## begin SUPPLIED MATERIAL

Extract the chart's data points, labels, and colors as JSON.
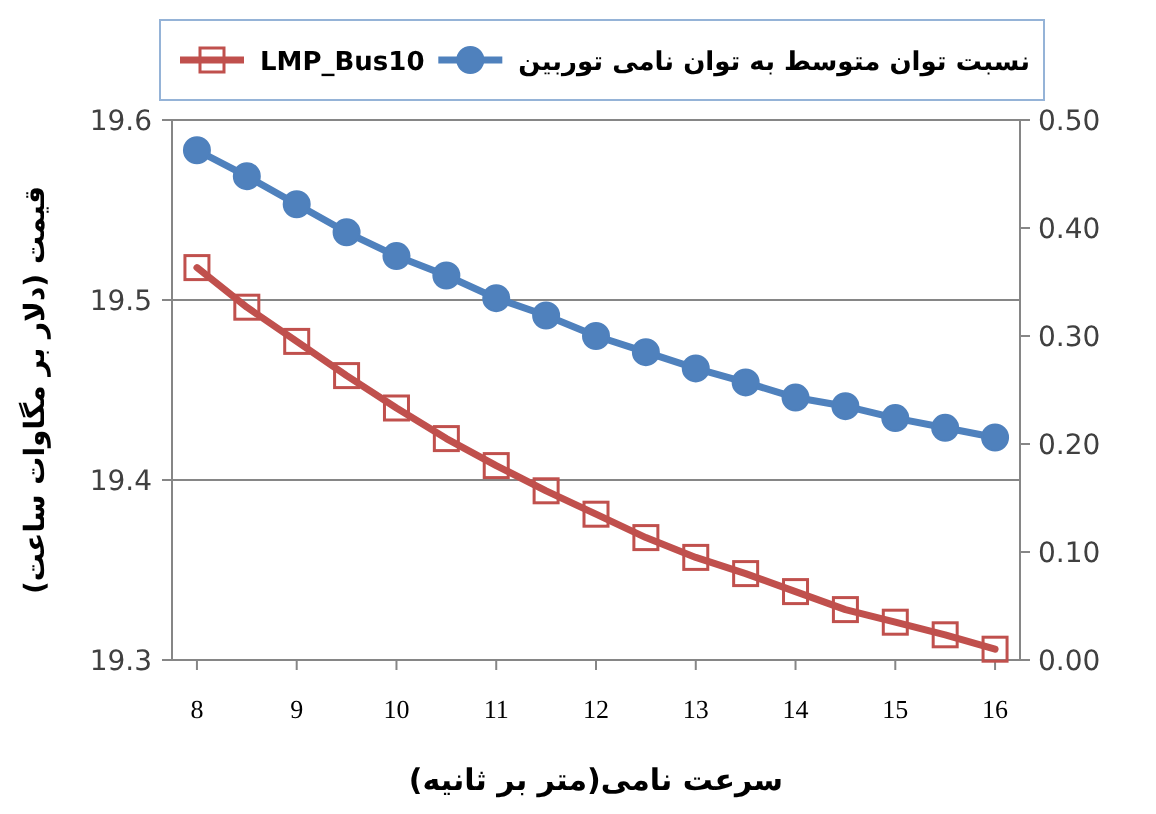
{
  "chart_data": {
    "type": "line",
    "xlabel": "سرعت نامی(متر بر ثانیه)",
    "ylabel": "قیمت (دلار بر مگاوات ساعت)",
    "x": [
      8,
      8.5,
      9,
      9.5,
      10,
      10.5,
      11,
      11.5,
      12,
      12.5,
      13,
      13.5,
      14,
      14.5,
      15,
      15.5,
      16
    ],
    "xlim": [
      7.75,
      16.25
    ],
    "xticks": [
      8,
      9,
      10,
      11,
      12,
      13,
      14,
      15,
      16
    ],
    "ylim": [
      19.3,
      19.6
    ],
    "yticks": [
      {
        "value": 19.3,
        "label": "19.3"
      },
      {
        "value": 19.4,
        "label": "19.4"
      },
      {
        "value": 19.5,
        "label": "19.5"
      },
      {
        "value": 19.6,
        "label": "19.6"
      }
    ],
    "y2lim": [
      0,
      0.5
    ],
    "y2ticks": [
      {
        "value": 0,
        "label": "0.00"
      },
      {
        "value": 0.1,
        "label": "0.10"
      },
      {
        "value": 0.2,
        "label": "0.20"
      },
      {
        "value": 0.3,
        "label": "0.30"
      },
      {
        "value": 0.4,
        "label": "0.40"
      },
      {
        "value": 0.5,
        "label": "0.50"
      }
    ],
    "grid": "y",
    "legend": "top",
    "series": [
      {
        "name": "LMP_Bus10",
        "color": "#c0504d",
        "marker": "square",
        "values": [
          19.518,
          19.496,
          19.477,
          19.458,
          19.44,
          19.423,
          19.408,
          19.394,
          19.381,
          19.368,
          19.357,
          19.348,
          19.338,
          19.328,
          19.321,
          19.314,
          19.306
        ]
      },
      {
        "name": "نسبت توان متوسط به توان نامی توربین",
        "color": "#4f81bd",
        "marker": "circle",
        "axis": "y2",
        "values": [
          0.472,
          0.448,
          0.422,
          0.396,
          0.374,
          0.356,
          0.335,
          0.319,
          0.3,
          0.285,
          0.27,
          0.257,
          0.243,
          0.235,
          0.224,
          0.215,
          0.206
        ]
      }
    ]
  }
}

## end SUPPLIED MATERIAL
## begin SUPPLIED MATERIAL

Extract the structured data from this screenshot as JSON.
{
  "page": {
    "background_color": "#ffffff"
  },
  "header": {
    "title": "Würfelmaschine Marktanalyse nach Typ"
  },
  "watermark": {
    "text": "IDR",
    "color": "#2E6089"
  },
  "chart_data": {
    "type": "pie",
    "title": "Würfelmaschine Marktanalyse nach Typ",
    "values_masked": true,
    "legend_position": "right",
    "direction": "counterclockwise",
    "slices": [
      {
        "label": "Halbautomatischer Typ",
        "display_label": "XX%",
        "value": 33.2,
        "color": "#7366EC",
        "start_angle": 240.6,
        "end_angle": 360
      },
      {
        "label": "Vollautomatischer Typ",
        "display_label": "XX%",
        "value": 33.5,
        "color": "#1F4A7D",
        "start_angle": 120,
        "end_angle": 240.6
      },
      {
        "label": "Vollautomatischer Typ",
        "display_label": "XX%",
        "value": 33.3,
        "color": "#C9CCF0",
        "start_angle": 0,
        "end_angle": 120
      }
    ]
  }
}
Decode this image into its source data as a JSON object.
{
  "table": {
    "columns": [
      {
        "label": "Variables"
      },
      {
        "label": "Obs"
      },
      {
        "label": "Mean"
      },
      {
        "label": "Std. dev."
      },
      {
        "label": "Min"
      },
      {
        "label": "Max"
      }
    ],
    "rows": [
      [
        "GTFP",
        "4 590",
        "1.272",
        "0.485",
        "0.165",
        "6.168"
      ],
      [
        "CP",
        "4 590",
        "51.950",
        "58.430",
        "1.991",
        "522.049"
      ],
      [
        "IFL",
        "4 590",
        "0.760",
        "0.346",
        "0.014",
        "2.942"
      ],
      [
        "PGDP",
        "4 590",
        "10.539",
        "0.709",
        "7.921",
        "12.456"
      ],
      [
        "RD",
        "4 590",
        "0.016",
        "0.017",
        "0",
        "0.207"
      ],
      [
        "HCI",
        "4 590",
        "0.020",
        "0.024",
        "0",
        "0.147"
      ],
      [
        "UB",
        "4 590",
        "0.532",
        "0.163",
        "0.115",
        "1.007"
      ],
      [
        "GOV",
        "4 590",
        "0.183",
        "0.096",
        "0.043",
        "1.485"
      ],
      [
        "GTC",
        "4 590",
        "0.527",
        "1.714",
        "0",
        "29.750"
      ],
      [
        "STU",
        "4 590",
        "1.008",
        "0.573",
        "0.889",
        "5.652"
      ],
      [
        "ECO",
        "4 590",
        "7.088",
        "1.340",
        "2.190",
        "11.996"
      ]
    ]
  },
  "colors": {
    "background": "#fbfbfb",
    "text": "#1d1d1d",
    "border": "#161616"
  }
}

## end SUPPLIED MATERIAL
## begin SUPPLIED MATERIAL

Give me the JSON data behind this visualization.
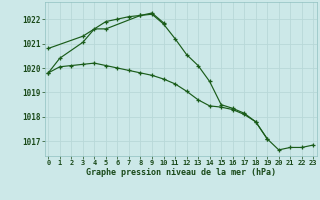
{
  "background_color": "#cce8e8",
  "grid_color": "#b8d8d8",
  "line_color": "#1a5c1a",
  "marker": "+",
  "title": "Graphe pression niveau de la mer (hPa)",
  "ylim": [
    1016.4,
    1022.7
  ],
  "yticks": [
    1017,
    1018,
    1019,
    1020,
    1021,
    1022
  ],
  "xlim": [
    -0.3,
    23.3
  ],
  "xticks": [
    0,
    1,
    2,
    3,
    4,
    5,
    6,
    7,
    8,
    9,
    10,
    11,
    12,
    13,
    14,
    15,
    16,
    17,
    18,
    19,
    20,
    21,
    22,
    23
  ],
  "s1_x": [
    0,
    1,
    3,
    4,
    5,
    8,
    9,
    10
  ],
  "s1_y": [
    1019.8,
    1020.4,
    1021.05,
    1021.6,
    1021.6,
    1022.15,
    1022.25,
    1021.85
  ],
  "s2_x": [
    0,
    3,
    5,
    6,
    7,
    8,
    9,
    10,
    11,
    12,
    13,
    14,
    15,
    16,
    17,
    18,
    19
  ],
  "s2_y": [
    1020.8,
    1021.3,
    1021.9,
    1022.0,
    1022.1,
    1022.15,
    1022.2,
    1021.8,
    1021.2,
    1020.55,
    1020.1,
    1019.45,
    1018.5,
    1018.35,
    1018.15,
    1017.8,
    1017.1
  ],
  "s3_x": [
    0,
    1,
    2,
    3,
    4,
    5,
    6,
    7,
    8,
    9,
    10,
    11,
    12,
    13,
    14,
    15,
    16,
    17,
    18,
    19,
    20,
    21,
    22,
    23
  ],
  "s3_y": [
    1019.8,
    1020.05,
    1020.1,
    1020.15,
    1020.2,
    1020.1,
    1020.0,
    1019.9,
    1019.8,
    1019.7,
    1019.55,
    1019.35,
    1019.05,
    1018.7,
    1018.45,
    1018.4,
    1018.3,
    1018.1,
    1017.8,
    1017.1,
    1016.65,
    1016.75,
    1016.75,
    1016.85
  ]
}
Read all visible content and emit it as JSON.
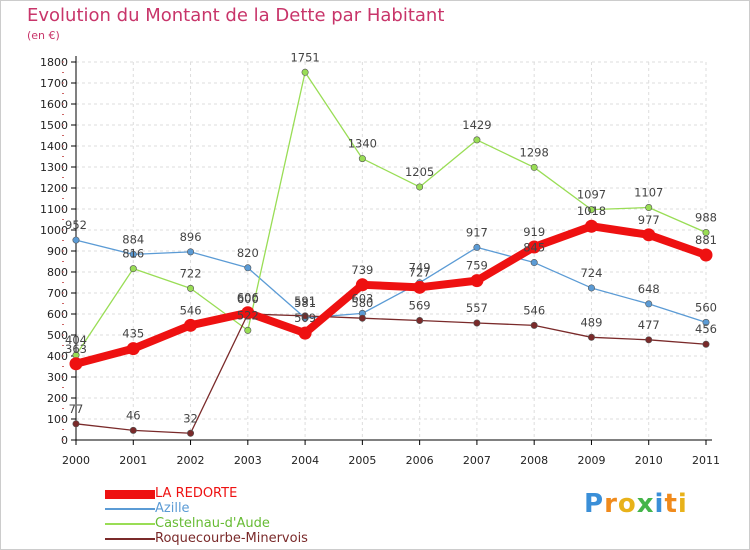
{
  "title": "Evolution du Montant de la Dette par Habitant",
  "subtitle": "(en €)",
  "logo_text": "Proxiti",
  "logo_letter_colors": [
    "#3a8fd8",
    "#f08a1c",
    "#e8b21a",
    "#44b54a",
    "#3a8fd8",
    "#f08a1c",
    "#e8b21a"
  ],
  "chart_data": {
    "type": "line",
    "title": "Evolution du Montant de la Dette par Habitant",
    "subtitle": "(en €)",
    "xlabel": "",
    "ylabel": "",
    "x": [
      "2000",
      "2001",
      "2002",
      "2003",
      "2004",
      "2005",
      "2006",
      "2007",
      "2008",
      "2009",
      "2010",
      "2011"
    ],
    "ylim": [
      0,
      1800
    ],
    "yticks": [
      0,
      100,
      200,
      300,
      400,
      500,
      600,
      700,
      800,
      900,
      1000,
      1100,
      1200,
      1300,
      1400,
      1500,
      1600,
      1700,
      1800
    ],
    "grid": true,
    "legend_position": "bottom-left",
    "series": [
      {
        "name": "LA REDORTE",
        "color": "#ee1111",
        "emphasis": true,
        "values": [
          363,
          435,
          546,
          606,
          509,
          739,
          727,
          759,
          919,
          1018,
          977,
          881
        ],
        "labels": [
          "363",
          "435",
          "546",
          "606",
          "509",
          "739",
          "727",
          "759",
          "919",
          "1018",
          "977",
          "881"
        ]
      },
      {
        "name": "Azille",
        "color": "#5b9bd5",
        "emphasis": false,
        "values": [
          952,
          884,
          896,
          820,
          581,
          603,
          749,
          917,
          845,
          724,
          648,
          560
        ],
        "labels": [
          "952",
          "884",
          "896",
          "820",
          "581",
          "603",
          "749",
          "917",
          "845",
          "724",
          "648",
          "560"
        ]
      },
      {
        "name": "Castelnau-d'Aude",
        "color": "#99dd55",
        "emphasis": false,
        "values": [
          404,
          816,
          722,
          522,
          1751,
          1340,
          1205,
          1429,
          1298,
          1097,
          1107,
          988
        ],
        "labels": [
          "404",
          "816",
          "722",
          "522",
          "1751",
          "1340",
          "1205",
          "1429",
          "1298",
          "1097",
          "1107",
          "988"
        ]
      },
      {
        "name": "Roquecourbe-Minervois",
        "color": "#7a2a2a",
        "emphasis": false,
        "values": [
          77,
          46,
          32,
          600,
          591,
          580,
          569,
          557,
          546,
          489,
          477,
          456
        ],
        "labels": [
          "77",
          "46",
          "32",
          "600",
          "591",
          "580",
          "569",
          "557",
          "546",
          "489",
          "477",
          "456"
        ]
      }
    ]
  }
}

## end SUPPLIED MATERIAL

SET EXERCISE: From the data, pick out every line that includes "Evolution".

RESULT OF THE EXERCISE:
  "title": "Evolution du Montant de la Dette par Habitant",
    "title": "Evolution du Montant de la Dette par Habitant",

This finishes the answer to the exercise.